Description of the task: Collect all lines from the listing that include the string "ходе".

Dataset:
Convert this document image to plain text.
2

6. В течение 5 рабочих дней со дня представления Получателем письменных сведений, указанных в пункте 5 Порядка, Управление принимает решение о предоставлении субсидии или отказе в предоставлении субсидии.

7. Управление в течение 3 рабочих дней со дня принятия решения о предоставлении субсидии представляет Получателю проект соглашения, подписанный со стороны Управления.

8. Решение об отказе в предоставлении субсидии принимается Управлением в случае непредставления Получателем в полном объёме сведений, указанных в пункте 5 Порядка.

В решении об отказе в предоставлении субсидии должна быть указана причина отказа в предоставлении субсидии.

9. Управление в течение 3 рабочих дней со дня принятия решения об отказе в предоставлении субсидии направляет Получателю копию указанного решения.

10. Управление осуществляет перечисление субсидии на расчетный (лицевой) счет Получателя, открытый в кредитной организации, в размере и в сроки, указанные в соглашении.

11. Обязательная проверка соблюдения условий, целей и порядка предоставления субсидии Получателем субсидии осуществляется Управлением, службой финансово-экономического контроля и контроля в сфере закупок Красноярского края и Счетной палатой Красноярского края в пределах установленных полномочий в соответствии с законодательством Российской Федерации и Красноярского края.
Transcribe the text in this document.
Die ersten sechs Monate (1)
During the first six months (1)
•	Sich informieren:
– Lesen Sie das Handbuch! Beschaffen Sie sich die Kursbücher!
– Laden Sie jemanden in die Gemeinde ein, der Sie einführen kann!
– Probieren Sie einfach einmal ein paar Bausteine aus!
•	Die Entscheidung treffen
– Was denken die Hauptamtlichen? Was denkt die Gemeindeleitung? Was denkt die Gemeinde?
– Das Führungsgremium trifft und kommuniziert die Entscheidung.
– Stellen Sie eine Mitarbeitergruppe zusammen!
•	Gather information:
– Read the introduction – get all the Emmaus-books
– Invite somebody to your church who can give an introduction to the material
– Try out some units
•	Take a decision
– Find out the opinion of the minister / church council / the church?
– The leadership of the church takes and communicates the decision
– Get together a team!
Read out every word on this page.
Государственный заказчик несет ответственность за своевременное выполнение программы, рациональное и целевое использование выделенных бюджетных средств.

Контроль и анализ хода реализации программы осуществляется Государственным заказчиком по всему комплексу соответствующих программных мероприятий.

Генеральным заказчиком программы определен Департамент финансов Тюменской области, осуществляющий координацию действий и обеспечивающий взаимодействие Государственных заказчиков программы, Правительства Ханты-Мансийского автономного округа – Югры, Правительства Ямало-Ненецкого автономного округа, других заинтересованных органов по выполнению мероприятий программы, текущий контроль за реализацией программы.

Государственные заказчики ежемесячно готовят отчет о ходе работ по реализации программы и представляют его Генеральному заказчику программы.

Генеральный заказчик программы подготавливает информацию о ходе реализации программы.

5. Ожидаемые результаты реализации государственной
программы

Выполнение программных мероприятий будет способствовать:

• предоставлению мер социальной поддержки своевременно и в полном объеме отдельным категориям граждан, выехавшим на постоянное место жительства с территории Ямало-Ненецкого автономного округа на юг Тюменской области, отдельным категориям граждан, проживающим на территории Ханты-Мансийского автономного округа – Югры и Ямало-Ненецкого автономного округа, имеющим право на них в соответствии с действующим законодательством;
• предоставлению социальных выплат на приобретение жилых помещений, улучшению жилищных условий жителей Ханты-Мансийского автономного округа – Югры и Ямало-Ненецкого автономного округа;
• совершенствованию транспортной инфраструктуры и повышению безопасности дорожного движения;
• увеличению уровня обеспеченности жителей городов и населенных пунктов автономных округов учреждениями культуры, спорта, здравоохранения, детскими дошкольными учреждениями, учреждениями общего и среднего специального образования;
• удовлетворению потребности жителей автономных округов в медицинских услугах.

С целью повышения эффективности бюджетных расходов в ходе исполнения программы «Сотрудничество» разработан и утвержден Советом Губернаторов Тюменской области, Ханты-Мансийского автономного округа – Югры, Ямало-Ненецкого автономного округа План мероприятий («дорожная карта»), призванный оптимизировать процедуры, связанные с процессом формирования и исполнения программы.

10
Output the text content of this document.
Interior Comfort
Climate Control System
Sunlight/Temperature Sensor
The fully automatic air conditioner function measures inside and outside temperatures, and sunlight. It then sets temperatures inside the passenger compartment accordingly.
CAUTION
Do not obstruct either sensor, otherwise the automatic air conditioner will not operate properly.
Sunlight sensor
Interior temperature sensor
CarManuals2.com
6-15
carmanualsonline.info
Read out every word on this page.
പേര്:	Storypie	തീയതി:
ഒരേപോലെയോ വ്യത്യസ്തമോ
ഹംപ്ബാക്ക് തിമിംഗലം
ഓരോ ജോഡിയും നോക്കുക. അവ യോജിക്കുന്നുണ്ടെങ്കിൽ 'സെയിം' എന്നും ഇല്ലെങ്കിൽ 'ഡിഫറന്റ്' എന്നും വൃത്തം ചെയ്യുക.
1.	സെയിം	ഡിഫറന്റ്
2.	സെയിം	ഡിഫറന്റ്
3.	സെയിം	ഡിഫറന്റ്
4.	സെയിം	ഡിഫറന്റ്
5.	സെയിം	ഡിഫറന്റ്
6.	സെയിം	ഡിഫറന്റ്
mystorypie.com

Answer to the exercise:
Государственные заказчики ежемесячно готовят отчет о ходе работ по реализации программы и представляют его Генеральному заказчику программы.
Генеральный заказчик программы подготавливает информацию о ходе реализации программы.
С целью повышения эффективности бюджетных расходов в ходе исполнения программы «Сотрудничество» разработан и утвержден Советом Губернаторов Тюменской области, Ханты-Мансийского автономного округа – Югры, Ямало-Ненецкого автономного округа План мероприятий («дорожная карта»), призванный оптимизировать процедуры, связанные с процессом формирования и исполнения программы.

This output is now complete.